**EXERCISE PROMPT:** Pick out each line below containing "title".

Data extracted from a collection:
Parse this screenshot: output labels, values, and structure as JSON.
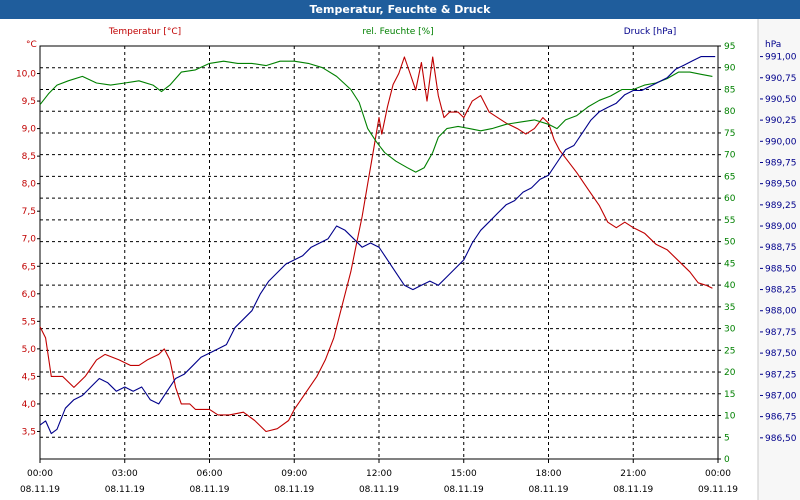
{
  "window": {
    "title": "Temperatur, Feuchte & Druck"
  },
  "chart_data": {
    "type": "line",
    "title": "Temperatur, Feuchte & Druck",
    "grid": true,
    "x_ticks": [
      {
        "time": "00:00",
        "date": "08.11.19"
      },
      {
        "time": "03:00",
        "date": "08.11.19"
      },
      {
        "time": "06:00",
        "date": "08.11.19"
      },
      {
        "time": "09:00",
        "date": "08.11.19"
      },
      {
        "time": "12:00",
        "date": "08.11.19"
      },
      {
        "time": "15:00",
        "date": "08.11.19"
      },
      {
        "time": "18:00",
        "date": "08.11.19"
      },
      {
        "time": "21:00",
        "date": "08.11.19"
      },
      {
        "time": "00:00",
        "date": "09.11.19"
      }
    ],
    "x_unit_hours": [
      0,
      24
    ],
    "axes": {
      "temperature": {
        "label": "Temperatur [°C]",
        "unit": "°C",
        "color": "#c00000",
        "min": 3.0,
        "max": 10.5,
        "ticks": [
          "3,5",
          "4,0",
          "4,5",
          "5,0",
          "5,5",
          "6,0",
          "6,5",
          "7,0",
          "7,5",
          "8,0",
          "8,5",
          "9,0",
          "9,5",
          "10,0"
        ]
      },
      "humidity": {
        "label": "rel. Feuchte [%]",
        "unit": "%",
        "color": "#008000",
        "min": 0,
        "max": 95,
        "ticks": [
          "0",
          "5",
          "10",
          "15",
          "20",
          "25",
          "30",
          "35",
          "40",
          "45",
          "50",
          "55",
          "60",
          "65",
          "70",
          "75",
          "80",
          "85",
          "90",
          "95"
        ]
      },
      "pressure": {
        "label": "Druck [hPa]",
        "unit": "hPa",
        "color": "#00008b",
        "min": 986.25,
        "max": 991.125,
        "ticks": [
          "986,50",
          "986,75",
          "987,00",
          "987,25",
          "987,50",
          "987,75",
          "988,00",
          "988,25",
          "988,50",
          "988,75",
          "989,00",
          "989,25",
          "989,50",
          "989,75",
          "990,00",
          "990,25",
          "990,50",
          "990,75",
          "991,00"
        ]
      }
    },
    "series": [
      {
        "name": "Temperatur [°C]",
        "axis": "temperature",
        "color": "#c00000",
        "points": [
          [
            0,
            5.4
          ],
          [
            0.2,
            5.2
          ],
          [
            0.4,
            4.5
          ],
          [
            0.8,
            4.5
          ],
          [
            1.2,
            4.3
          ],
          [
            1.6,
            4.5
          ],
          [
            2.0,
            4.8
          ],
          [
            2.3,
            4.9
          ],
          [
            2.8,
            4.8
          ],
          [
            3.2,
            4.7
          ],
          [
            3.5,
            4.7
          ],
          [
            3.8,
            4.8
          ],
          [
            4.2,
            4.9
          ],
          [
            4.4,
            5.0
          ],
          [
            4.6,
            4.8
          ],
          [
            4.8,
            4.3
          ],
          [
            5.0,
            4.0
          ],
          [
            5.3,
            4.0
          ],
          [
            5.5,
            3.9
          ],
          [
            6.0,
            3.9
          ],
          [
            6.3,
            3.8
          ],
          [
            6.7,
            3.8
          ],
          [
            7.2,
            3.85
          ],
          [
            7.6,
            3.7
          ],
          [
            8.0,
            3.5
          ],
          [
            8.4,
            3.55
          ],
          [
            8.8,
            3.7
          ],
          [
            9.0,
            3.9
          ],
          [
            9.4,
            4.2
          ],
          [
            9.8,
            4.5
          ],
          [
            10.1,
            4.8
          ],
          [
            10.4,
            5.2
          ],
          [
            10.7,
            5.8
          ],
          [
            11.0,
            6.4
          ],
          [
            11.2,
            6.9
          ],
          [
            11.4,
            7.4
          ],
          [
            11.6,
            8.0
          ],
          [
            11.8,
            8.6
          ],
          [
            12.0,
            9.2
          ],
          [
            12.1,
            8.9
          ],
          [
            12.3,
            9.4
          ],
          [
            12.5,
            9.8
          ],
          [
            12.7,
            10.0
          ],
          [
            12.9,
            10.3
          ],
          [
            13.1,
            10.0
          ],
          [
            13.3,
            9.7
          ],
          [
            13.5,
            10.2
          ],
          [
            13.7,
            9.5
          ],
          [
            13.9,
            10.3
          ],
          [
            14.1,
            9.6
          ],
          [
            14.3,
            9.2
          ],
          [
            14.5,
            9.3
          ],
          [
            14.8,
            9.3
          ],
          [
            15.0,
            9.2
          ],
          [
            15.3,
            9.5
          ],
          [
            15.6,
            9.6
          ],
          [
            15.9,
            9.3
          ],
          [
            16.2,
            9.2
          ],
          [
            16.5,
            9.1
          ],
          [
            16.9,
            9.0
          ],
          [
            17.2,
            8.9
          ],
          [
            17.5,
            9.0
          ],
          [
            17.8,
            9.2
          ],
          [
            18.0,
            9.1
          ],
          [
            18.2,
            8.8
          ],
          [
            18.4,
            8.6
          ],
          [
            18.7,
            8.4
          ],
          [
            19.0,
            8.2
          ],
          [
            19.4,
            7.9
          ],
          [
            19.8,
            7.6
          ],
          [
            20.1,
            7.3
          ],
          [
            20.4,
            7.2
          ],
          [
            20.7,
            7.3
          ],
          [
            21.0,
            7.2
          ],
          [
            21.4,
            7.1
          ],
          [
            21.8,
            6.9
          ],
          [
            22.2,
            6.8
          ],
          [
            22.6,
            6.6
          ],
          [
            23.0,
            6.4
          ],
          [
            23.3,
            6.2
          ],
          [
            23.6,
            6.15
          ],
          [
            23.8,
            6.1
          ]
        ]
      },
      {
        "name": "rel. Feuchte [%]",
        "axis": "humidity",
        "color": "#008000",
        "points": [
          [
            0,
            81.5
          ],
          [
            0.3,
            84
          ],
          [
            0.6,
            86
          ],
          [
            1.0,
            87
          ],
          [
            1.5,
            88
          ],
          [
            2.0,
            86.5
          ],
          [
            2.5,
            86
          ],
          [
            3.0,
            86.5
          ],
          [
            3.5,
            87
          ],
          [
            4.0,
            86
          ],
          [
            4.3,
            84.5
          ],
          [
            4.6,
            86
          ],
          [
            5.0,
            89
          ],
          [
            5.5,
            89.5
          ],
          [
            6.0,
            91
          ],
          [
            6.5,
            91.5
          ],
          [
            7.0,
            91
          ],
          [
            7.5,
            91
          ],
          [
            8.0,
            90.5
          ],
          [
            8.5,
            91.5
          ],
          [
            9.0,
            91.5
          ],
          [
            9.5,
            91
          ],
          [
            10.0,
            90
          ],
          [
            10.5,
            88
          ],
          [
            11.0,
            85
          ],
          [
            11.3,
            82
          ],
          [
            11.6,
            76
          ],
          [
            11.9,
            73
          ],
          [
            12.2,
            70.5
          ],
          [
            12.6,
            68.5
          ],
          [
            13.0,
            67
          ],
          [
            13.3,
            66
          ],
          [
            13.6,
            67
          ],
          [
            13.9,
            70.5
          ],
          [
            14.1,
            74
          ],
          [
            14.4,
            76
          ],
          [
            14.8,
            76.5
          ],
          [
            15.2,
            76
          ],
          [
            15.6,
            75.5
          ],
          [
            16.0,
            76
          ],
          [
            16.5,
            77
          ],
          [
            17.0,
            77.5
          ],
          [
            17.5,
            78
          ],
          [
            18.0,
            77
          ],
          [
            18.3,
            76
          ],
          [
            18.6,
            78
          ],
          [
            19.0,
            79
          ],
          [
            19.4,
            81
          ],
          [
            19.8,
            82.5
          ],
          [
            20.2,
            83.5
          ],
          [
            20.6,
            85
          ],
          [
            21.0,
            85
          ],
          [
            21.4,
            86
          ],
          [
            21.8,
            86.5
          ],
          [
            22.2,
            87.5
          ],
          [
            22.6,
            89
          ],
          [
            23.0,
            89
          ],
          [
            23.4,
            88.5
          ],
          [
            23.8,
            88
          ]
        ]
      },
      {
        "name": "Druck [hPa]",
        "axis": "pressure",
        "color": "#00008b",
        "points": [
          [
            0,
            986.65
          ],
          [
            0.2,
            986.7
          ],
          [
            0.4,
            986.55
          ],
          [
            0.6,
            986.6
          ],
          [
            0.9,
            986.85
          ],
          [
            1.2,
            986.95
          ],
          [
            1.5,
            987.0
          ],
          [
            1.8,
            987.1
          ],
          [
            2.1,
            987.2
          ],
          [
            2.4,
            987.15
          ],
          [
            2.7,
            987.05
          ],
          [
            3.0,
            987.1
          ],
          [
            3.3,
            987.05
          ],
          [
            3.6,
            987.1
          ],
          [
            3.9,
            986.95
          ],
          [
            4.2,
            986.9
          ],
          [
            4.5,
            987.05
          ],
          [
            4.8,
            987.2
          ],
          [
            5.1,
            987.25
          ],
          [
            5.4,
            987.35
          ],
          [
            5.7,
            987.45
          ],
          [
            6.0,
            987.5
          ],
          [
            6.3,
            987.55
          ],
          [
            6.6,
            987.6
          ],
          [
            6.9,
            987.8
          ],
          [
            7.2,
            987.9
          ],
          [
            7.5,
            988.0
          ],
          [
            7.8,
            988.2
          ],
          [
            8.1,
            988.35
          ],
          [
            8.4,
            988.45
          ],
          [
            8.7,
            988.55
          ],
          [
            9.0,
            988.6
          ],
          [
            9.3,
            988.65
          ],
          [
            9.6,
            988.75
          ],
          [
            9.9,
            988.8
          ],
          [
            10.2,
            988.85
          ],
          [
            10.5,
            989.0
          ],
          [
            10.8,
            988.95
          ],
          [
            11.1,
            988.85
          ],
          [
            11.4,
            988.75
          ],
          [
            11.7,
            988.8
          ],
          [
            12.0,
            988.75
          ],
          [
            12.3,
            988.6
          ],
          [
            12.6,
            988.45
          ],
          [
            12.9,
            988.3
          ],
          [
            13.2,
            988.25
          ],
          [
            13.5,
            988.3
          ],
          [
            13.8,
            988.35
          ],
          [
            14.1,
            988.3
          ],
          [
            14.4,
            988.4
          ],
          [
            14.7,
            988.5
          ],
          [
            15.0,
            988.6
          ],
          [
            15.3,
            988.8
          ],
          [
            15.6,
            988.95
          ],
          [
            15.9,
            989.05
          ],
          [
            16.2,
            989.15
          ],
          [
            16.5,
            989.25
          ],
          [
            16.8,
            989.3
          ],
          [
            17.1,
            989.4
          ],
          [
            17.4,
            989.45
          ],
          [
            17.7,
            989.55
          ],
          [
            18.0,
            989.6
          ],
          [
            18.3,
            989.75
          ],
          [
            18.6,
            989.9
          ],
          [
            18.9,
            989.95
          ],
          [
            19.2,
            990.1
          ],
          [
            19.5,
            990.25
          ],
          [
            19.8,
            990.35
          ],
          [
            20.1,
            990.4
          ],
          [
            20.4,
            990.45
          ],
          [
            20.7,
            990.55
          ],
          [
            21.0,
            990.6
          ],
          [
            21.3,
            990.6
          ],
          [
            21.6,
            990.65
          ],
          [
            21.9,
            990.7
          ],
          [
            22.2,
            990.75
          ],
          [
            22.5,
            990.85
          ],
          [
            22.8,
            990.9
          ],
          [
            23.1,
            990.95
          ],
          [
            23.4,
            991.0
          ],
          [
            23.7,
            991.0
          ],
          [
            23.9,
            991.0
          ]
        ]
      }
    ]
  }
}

--

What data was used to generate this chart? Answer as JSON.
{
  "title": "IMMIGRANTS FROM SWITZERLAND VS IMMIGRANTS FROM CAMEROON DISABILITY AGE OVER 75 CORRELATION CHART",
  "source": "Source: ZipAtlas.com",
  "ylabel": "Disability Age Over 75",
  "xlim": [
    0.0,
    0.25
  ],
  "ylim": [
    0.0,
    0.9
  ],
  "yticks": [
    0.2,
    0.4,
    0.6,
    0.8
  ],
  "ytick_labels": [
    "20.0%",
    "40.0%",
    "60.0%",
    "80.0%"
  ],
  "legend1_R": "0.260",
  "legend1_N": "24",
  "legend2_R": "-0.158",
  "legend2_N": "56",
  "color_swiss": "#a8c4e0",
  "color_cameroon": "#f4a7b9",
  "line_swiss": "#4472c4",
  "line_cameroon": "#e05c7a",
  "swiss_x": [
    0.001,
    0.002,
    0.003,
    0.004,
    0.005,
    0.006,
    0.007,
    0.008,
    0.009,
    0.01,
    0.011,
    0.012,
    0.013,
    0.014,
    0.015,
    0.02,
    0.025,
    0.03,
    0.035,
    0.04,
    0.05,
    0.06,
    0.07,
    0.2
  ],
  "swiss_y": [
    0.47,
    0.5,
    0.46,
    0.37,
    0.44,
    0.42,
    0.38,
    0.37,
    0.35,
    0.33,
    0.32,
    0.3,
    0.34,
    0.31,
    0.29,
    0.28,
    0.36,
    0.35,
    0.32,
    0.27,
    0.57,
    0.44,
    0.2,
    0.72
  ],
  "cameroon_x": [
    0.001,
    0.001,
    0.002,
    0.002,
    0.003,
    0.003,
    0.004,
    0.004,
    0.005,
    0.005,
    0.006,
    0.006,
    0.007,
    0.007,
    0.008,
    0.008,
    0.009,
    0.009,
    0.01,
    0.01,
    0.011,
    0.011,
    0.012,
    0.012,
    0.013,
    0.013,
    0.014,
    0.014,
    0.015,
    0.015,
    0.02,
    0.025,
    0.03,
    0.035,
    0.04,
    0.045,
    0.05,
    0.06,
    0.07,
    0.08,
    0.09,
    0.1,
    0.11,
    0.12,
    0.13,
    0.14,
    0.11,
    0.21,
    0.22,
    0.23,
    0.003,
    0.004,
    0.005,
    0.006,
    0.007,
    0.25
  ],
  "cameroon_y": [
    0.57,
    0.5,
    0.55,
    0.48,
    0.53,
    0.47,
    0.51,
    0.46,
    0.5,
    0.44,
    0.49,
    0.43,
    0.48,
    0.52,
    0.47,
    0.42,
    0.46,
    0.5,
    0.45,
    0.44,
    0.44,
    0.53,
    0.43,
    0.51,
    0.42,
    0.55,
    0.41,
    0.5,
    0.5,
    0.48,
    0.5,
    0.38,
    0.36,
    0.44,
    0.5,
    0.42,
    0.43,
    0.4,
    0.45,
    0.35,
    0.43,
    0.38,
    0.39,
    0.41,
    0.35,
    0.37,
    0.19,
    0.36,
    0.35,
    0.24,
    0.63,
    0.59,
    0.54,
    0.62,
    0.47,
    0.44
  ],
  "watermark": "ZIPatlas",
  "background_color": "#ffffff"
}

* * *

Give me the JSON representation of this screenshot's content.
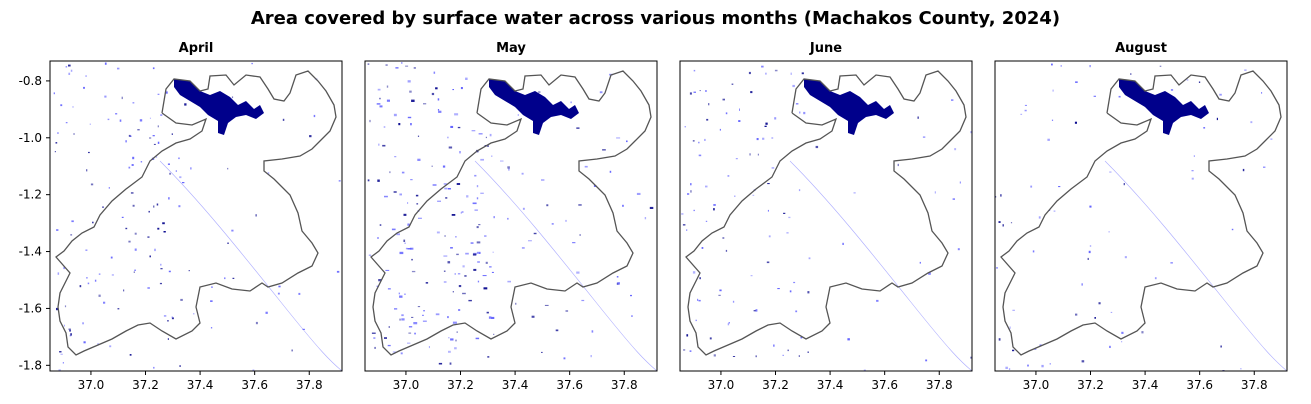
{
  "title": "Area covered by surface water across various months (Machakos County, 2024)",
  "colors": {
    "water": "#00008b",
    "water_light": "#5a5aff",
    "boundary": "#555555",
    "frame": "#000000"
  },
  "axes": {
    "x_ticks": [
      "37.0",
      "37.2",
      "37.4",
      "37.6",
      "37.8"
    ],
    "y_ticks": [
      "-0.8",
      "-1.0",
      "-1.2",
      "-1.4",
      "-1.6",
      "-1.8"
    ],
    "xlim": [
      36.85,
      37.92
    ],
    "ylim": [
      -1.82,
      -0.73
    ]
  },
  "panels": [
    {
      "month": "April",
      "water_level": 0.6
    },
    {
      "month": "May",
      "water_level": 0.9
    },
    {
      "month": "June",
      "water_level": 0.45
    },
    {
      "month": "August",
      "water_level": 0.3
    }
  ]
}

**WRITTEN ANSWER:**
    "title": "Temperatur, Feuchte & Druck"
    "title": "Temperatur, Feuchte & Druck",
  "title": "IMMIGRANTS FROM SWITZERLAND VS IMMIGRANTS FROM CAMEROON DISABILITY AGE OVER 75 CORRELATION CHART",
  "title": "Area covered by surface water across various months (Machakos County, 2024)",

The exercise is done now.